Challenge:
List each line of the data in which the string "that" appears.

[Items from a data source]
------------------------------------------------

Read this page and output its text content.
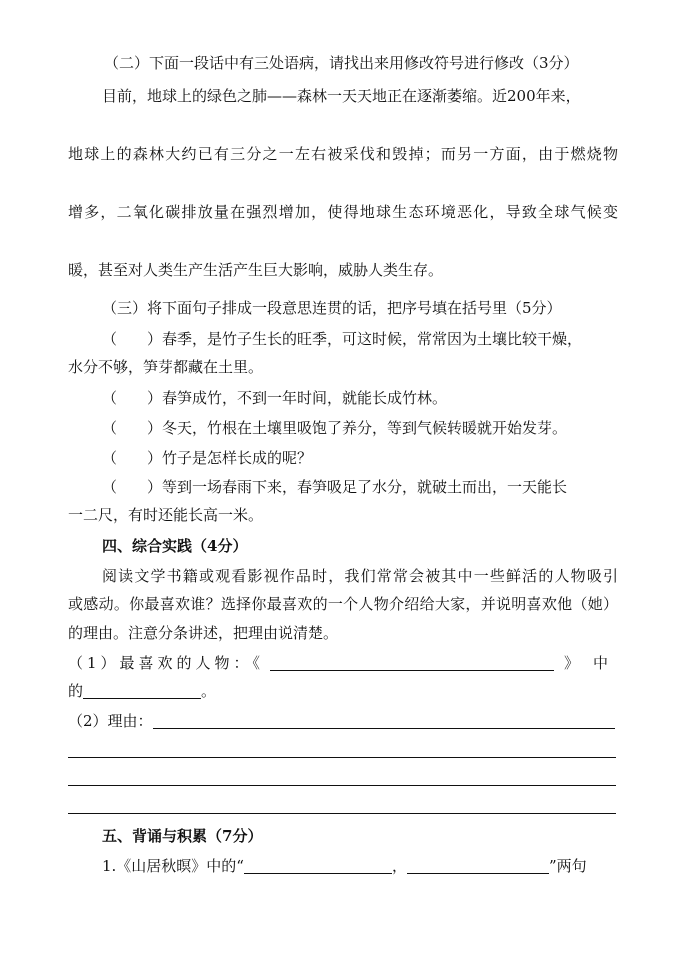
（二）下面一段话中有三处语病，请找出来用修改符号进行修改（3分）
目前，地球上的绿色之肺——森林一天天地正在逐渐萎缩。近200年来，
地球上的森林大约已有三分之一左右被采伐和毁掉；而另一方面，由于燃烧物
增多，二氧化碳排放量在强烈增加，使得地球生态环境恶化，导致全球气候变
暖，甚至对人类生产生活产生巨大影响，威胁人类生存。
（三）将下面句子排成一段意思连贯的话，把序号填在括号里（5分）
（ ）春季，是竹子生长的旺季，可这时候，常常因为土壤比较干燥，
水分不够，笋芽都藏在土里。
（ ）春笋成竹，不到一年时间，就能长成竹林。
（ ）冬天，竹根在土壤里吸饱了养分，等到气候转暖就开始发芽。
（ ）竹子是怎样长成的呢？
（ ）等到一场春雨下来，春笋吸足了水分，就破土而出，一天能长
一二尺，有时还能长高一米。
四、综合实践（4分）
阅读文学书籍或观看影视作品时，我们常常会被其中一些鲜活的人物吸引
或感动。你最喜欢谁？选择你最喜欢的一个人物介绍给大家，并说明喜欢他（她）
的理由。注意分条讲述，把理由说清楚。
（1）最喜欢的人物：《	》中
的	。
（2）理由：
五、背诵与积累（7分）
1.《山居秋暝》中的“	，	”两句
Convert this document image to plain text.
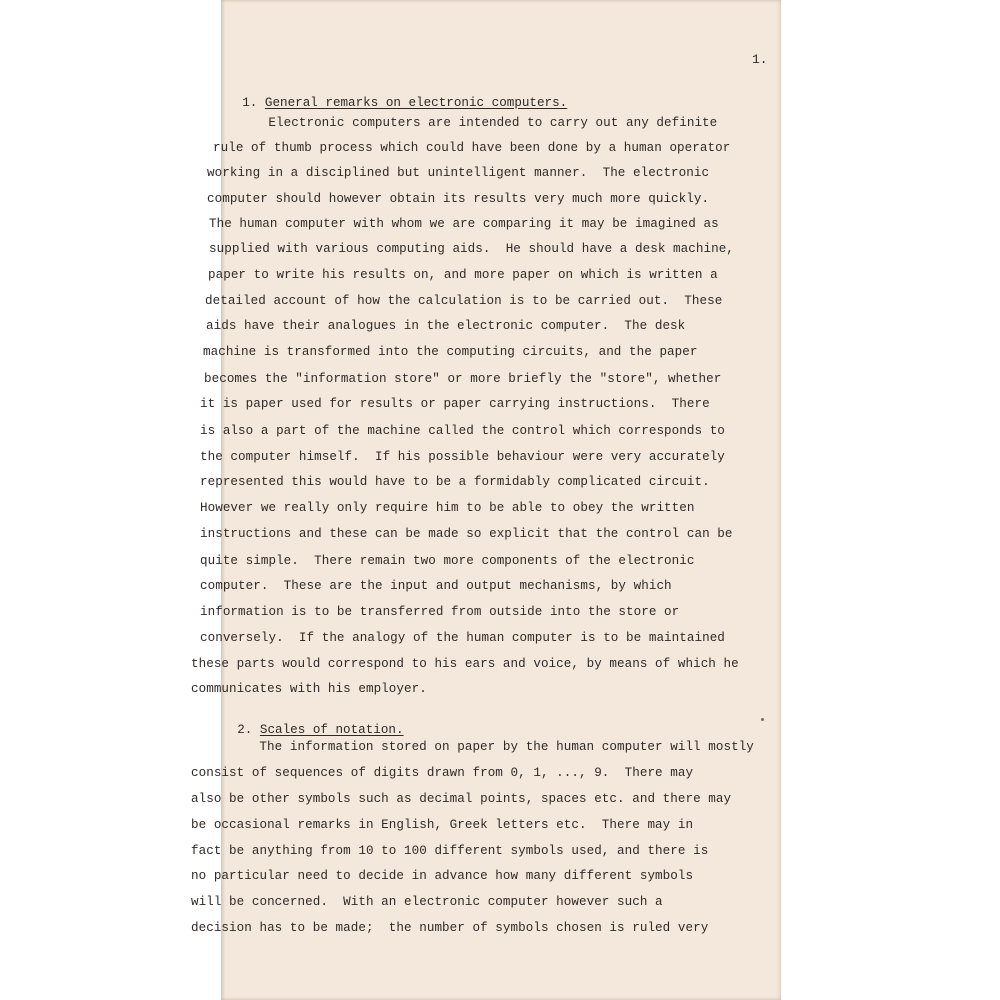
1.

1. General remarks on electronic computers.

Electronic computers are intended to carry out any definite
rule of thumb process which could have been done by a human operator
working in a disciplined but unintelligent manner.  The electronic
computer should however obtain its results very much more quickly.
The human computer with whom we are comparing it may be imagined as
supplied with various computing aids.  He should have a desk machine,
paper to write his results on, and more paper on which is written a
detailed account of how the calculation is to be carried out.  These
aids have their analogues in the electronic computer.  The desk
machine is transformed into the computing circuits, and the paper
becomes the "information store" or more briefly the "store", whether
it is paper used for results or paper carrying instructions.  There
is also a part of the machine called the control which corresponds to
the computer himself.  If his possible behaviour were very accurately
represented this would have to be a formidably complicated circuit.
However we really only require him to be able to obey the written
instructions and these can be made so explicit that the control can be
quite simple.  There remain two more components of the electronic
computer.  These are the input and output mechanisms, by which
information is to be transferred from outside into the store or
conversely.  If the analogy of the human computer is to be maintained
these parts would correspond to his ears and voice, by means of which he
communicates with his employer.

2. Scales of notation.

The information stored on paper by the human computer will mostly
consist of sequences of digits drawn from 0, 1, ..., 9.  There may
also be other symbols such as decimal points, spaces etc. and there may
be occasional remarks in English, Greek letters etc.  There may in
fact be anything from 10 to 100 different symbols used, and there is
no particular need to decide in advance how many different symbols
will be concerned.  With an electronic computer however such a
decision has to be made;  the number of symbols chosen is ruled very
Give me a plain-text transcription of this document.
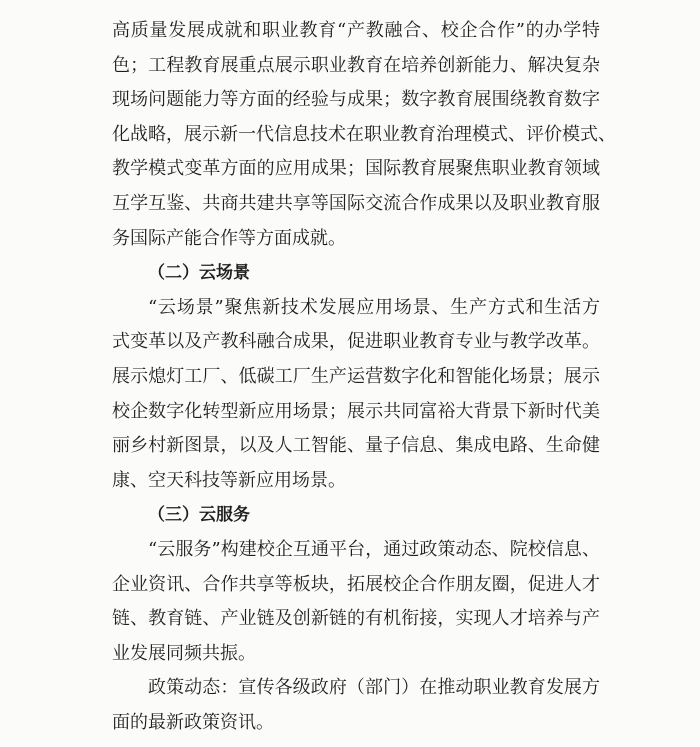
高质量发展成就和职业教育“产教融合、校企合作”的办学特
色；工程教育展重点展示职业教育在培养创新能力、解决复杂
现场问题能力等方面的经验与成果；数字教育展围绕教育数字
化战略，展示新一代信息技术在职业教育治理模式、评价模式、
教学模式变革方面的应用成果；国际教育展聚焦职业教育领域
互学互鉴、共商共建共享等国际交流合作成果以及职业教育服
务国际产能合作等方面成就。
（二）云场景
“云场景”聚焦新技术发展应用场景、生产方式和生活方
式变革以及产教科融合成果，促进职业教育专业与教学改革。
展示熄灯工厂、低碳工厂生产运营数字化和智能化场景；展示
校企数字化转型新应用场景；展示共同富裕大背景下新时代美
丽乡村新图景，以及人工智能、量子信息、集成电路、生命健
康、空天科技等新应用场景。
（三）云服务
“云服务”构建校企互通平台，通过政策动态、院校信息、
企业资讯、合作共享等板块，拓展校企合作朋友圈，促进人才
链、教育链、产业链及创新链的有机衔接，实现人才培养与产
业发展同频共振。
政策动态：宣传各级政府（部门）在推动职业教育发展方
面的最新政策资讯。
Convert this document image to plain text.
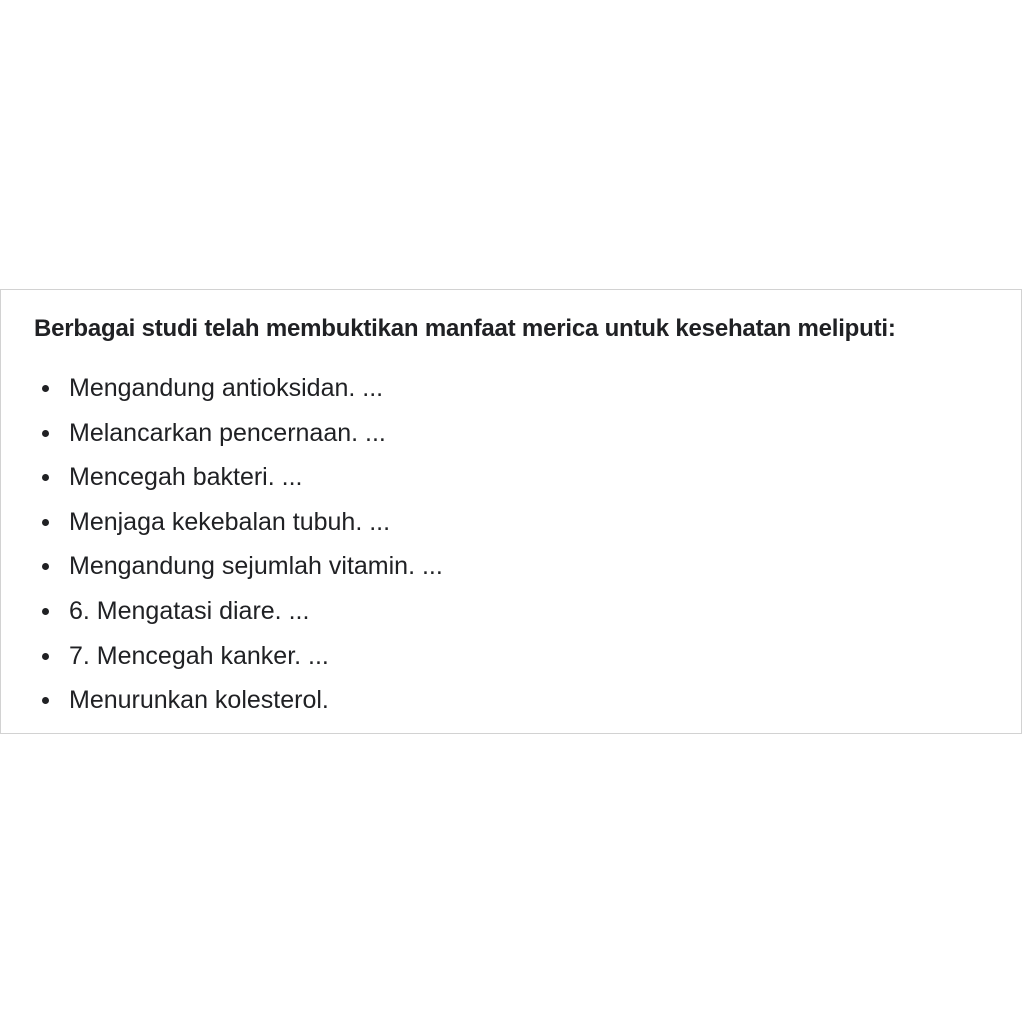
Berbagai studi telah membuktikan manfaat merica untuk kesehatan meliputi:
Mengandung antioksidan. ...
Melancarkan pencernaan. ...
Mencegah bakteri. ...
Menjaga kekebalan tubuh. ...
Mengandung sejumlah vitamin. ...
6. Mengatasi diare. ...
7. Mencegah kanker. ...
Menurunkan kolesterol.
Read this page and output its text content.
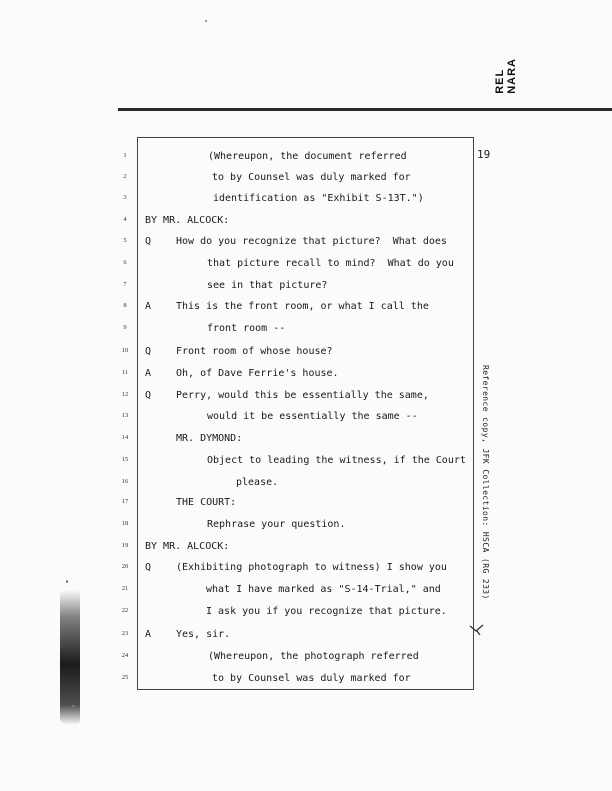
REL NARA
19
1	(Whereupon, the document referred
2	to by Counsel was duly marked for
3	identification as "Exhibit S-13T.")
4	BY MR. ALCOCK:
5	Q How do you recognize that picture?  What does
6	that picture recall to mind?  What do you
7	see in that picture?
8	A This is the front room, or what I call the
9	front room --
10	Q Front room of whose house?
11	A Oh, of Dave Ferrie's house.
12	Q Perry, would this be essentially the same,
13	would it be essentially the same --
14	MR. DYMOND:
15	Object to leading the witness, if the Court
16	please.
17	THE COURT:
18	Rephrase your question.
19	BY MR. ALCOCK:
20	Q (Exhibiting photograph to witness) I show you
21	what I have marked as "S-14-Trial," and
22	I ask you if you recognize that picture.
23	A Yes, sir.
24	(Whereupon, the photograph referred
25	to by Counsel was duly marked for
Reference copy, JFK Collection: HSCA (RG 233)
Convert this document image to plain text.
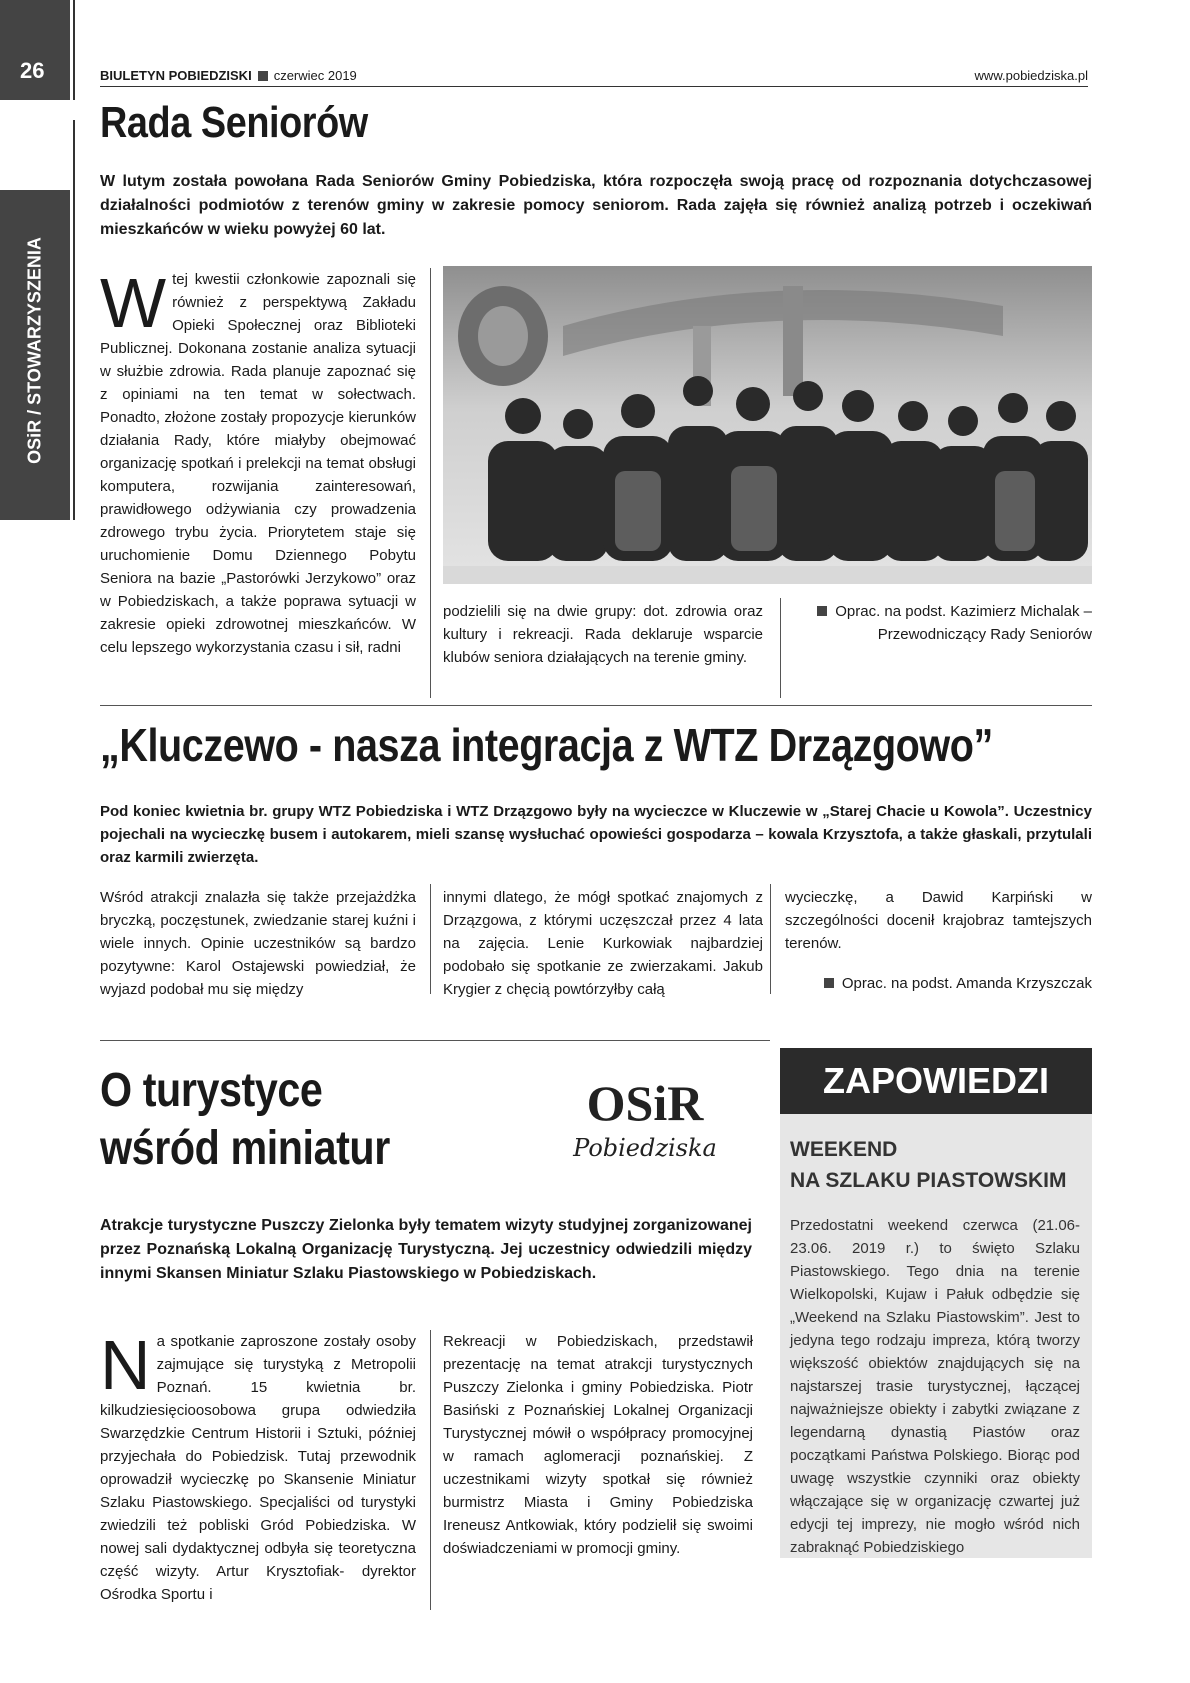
26
OSiR / STOWARZYSZENIA
BIULETYN POBIEDZISKI czerwiec 2019	www.pobiedziska.pl
Rada Seniorów
W lutym została powołana Rada Seniorów Gminy Pobiedziska, która rozpoczęła swoją pracę od rozpoznania dotychczasowej działalności podmiotów z terenów gminy w zakresie pomocy seniorom. Rada zajęła się również analizą potrzeb i oczekiwań mieszkańców w wieku powyżej 60 lat.
W tej kwestii członkowie zapoznali się również z perspektywą Zakładu Opieki Społecznej oraz Biblioteki Publicznej. Dokonana zostanie analiza sytuacji w służbie zdrowia. Rada planuje zapoznać się z opiniami na ten temat w sołectwach. Ponadto, złożone zostały propozycje kierunków działania Rady, które miałyby obejmować organizację spotkań i prelekcji na temat obsługi komputera, rozwijania zainteresowań, prawidłowego odżywiania czy prowadzenia zdrowego trybu życia. Priorytetem staje się uruchomienie Domu Dziennego Pobytu Seniora na bazie „Pastorówki Jerzykowo” oraz w Pobiedziskach, a także poprawa sytuacji w zakresie opieki zdrowotnej mieszkańców. W celu lepszego wykorzystania czasu i sił, radni
podzielili się na dwie grupy: dot. zdrowia oraz kultury i rekreacji. Rada deklaruje wsparcie klubów seniora działających na terenie gminy.
Oprac. na podst. Kazimierz Michalak –
Przewodniczący Rady Seniorów
„Kluczewo - nasza integracja z WTZ Drzązgowo”
Pod koniec kwietnia br. grupy WTZ Pobiedziska i WTZ Drzązgowo były na wycieczce w Kluczewie w „Starej Chacie u Kowola”. Uczestnicy pojechali na wycieczkę busem i autokarem, mieli szansę wysłuchać opowieści gospodarza – kowala Krzysztofa, a także głaskali, przytulali oraz karmili zwierzęta.
Wśród atrakcji znalazła się także przejażdżka bryczką, poczęstunek, zwiedzanie starej kuźni i wiele innych. Opinie uczestników są bardzo pozytywne: Karol Ostajewski powiedział, że wyjazd podobał mu się między
innymi dlatego, że mógł spotkać znajomych z Drzązgowa, z którymi uczęszczał przez 4 lata na zajęcia. Lenie Kurkowiak najbardziej podobało się spotkanie ze zwierzakami. Jakub Krygier z chęcią powtórzyłby całą
wycieczkę, a Dawid Karpiński w szczególności docenił krajobraz tamtejszych terenów.
Oprac. na podst. Amanda Krzyszczak
O turystyce
wśród miniatur
OSiR
Pobiedziska
Atrakcje turystyczne Puszczy Zielonka były tematem wizyty studyjnej zorganizowanej przez Poznańską Lokalną Organizację Turystyczną. Jej uczestnicy odwiedzili między innymi Skansen Miniatur Szlaku Piastowskiego w Pobiedziskach.
N a spotkanie zaproszone zostały osoby zajmujące się turystyką z Metropolii Poznań. 15 kwietnia br. kilkudziesięcioosobowa grupa odwiedziła Swarzędzkie Centrum Historii i Sztuki, później przyjechała do Pobiedzisk. Tutaj przewodnik oprowadził wycieczkę po Skansenie Miniatur Szlaku Piastowskiego. Specjaliści od turystyki zwiedzili też pobliski Gród Pobiedziska. W nowej sali dydaktycznej odbyła się teoretyczna część wizyty. Artur Krysztofiak- dyrektor Ośrodka Sportu i
Rekreacji w Pobiedziskach, przedstawił prezentację na temat atrakcji turystycznych Puszczy Zielonka i gminy Pobiedziska. Piotr Basiński z Poznańskiej Lokalnej Organizacji Turystycznej mówił o współpracy promocyjnej w ramach aglomeracji poznańskiej. Z uczestnikami wizyty spotkał się również burmistrz Miasta i Gminy Pobiedziska Ireneusz Antkowiak, który podzielił się swoimi doświadczeniami w promocji gminy.
ZAPOWIEDZI
WEEKEND
NA SZLAKU PIASTOWSKIM
Przedostatni weekend czerwca (21.06-23.06. 2019 r.) to święto Szlaku Piastowskiego. Tego dnia na terenie Wielkopolski, Kujaw i Pałuk odbędzie się „Weekend na Szlaku Piastowskim”. Jest to jedyna tego rodzaju impreza, którą tworzy większość obiektów znajdujących się na najstarszej trasie turystycznej, łączącej najważniejsze obiekty i zabytki związane z legendarną dynastią Piastów oraz początkami Państwa Polskiego. Biorąc pod uwagę wszystkie czynniki oraz obiekty włączające się w organizację czwartej już edycji tej imprezy, nie mogło wśród nich zabraknąć Pobiedziskiego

------------------------------------------------

Response:
instructions and these can be made so explicit that the control can be
5	Q How do you recognize that picture?  What does
6	that picture recall to mind?  What do you
7	see in that picture?
22	I ask you if you recognize that picture.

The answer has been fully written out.